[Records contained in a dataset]
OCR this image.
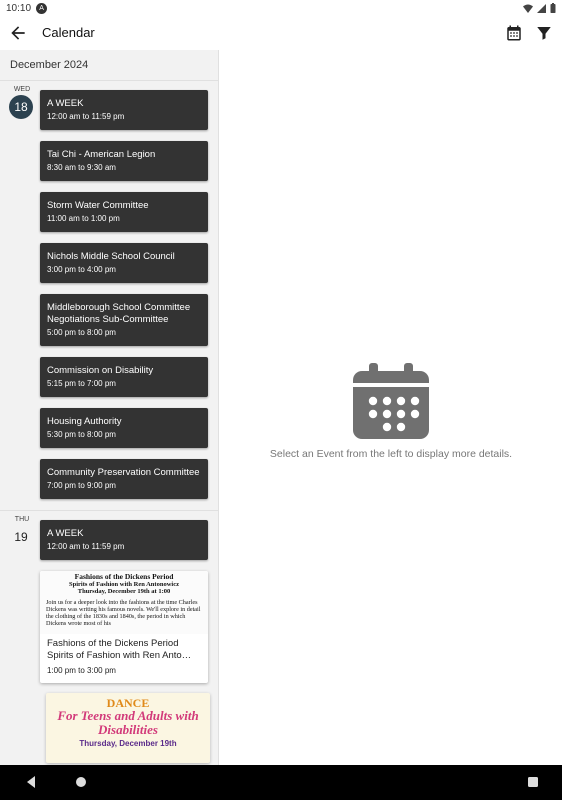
10:10	A
Calendar
December 2024
WED
18	A WEEK
12:00 am to 11:59 pm
Tai Chi - American Legion
8:30 am to 9:30 am
Storm Water Committee
11:00 am to 1:00 pm
Nichols Middle School Council
3:00 pm to 4:00 pm
Middleborough School Committee Negotiations Sub-Committee
5:00 pm to 8:00 pm
Commission on Disability
5:15 pm to 7:00 pm
Housing Authority
5:30 pm to 8:00 pm
Community Preservation Committee
7:00 pm to 9:00 pm
THU
19	A WEEK
12:00 am to 11:59 pm
Fashions of the Dickens Period
Spirits of Fashion with Ren Antonowicz
Thursday, December 19th at 1:00
Join us for a deeper look into the fashions at the time Charles Dickens was writing his famous novels. We'll explore in detail the clothing of the 1830s and 1840s, the period in which Dickens wrote most of his
Fashions of the Dickens Period Spirits of Fashion with Ren Anto…
1:00 pm to 3:00 pm
DANCE
For Teens and Adults with Disabilities
Thursday, December 19th
Select an Event from the left to display more details.
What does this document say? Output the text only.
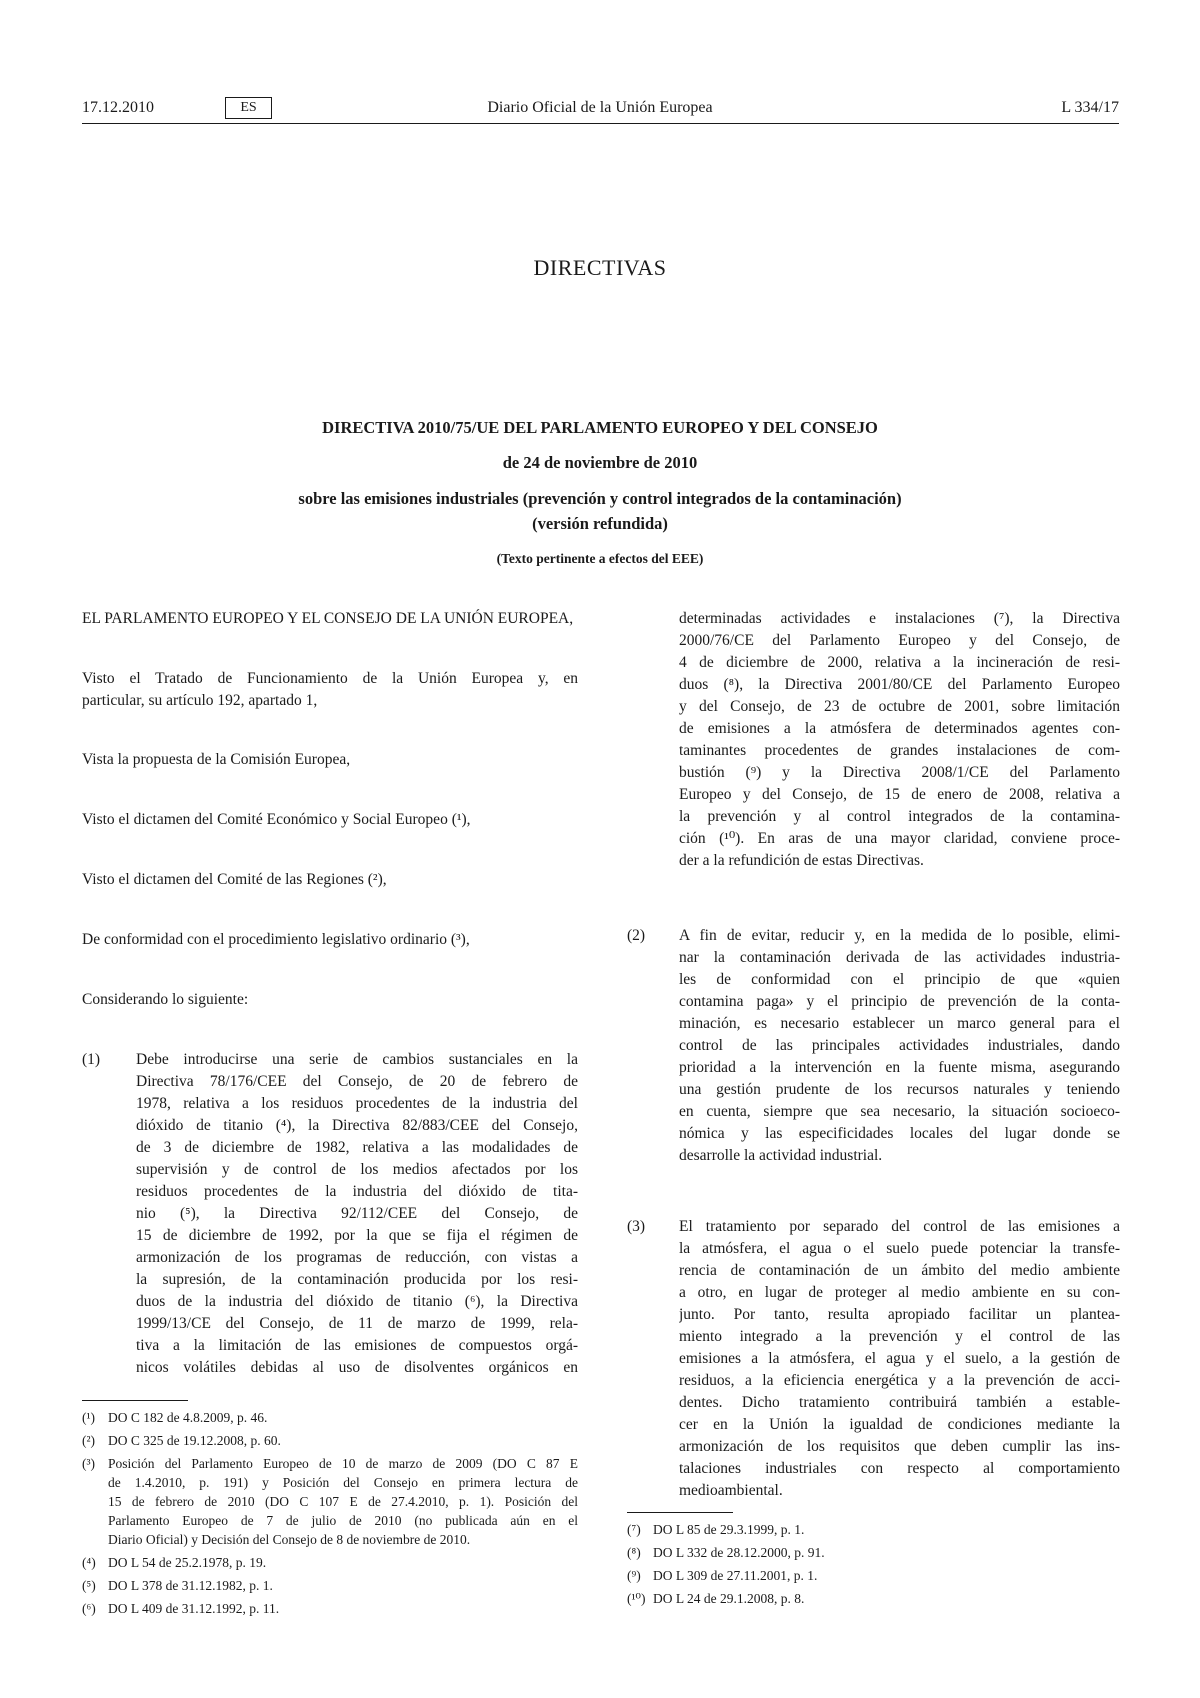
17.12.2010	ES	Diario Oficial de la Unión Europea	L 334/17
DIRECTIVAS
DIRECTIVA 2010/75/UE DEL PARLAMENTO EUROPEO Y DEL CONSEJO
de 24 de noviembre de 2010
sobre las emisiones industriales (prevención y control integrados de la contaminación)
(versión refundida)
(Texto pertinente a efectos del EEE)
EL PARLAMENTO EUROPEO Y EL CONSEJO DE LA UNIÓN EUROPEA,
Visto el Tratado de Funcionamiento de la Unión Europea y, en
particular, su artículo 192, apartado 1,
Vista la propuesta de la Comisión Europea,
Visto el dictamen del Comité Económico y Social Europeo (¹),
Visto el dictamen del Comité de las Regiones (²),
De conformidad con el procedimiento legislativo ordinario (³),
Considerando lo siguiente:
(1) Debe introducirse una serie de cambios sustanciales en la
Directiva 78/176/CEE del Consejo, de 20 de febrero de
1978, relativa a los residuos procedentes de la industria del
dióxido de titanio (⁴), la Directiva 82/883/CEE del Consejo,
de 3 de diciembre de 1982, relativa a las modalidades de
supervisión y de control de los medios afectados por los
residuos procedentes de la industria del dióxido de tita-
nio (⁵), la Directiva 92/112/CEE del Consejo, de
15 de diciembre de 1992, por la que se fija el régimen de
armonización de los programas de reducción, con vistas a
la supresión, de la contaminación producida por los resi-
duos de la industria del dióxido de titanio (⁶), la Directiva
1999/13/CE del Consejo, de 11 de marzo de 1999, rela-
tiva a la limitación de las emisiones de compuestos orgá-
nicos volátiles debidas al uso de disolventes orgánicos en
(¹) DO C 182 de 4.8.2009, p. 46.
(²) DO C 325 de 19.12.2008, p. 60.
(³) Posición del Parlamento Europeo de 10 de marzo de 2009 (DO C 87 E
de 1.4.2010, p. 191) y Posición del Consejo en primera lectura de
15 de febrero de 2010 (DO C 107 E de 27.4.2010, p. 1). Posición del
Parlamento Europeo de 7 de julio de 2010 (no publicada aún en el
Diario Oficial) y Decisión del Consejo de 8 de noviembre de 2010.
(⁴) DO L 54 de 25.2.1978, p. 19.
(⁵) DO L 378 de 31.12.1982, p. 1.
(⁶) DO L 409 de 31.12.1992, p. 11.
determinadas actividades e instalaciones (⁷), la Directiva
2000/76/CE del Parlamento Europeo y del Consejo, de
4 de diciembre de 2000, relativa a la incineración de resi-
duos (⁸), la Directiva 2001/80/CE del Parlamento Europeo
y del Consejo, de 23 de octubre de 2001, sobre limitación
de emisiones a la atmósfera de determinados agentes con-
taminantes procedentes de grandes instalaciones de com-
bustión (⁹) y la Directiva 2008/1/CE del Parlamento
Europeo y del Consejo, de 15 de enero de 2008, relativa a
la prevención y al control integrados de la contamina-
ción (¹⁰). En aras de una mayor claridad, conviene proce-
der a la refundición de estas Directivas.
(2) A fin de evitar, reducir y, en la medida de lo posible, elimi-
nar la contaminación derivada de las actividades industria-
les de conformidad con el principio de que «quien
contamina paga» y el principio de prevención de la conta-
minación, es necesario establecer un marco general para el
control de las principales actividades industriales, dando
prioridad a la intervención en la fuente misma, asegurando
una gestión prudente de los recursos naturales y teniendo
en cuenta, siempre que sea necesario, la situación socioeco-
nómica y las especificidades locales del lugar donde se
desarrolle la actividad industrial.
(3) El tratamiento por separado del control de las emisiones a
la atmósfera, el agua o el suelo puede potenciar la transfe-
rencia de contaminación de un ámbito del medio ambiente
a otro, en lugar de proteger al medio ambiente en su con-
junto. Por tanto, resulta apropiado facilitar un plantea-
miento integrado a la prevención y el control de las
emisiones a la atmósfera, el agua y el suelo, a la gestión de
residuos, a la eficiencia energética y a la prevención de acci-
dentes. Dicho tratamiento contribuirá también a estable-
cer en la Unión la igualdad de condiciones mediante la
armonización de los requisitos que deben cumplir las ins-
talaciones industriales con respecto al comportamiento
medioambiental.
(⁷) DO L 85 de 29.3.1999, p. 1.
(⁸) DO L 332 de 28.12.2000, p. 91.
(⁹) DO L 309 de 27.11.2001, p. 1.
(¹⁰) DO L 24 de 29.1.2008, p. 8.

PROMPT = All lines in the data that contain the word "this" should be copied.

EXPECTED ANSWER =
OCR this image.
What does this document say? Output the text only.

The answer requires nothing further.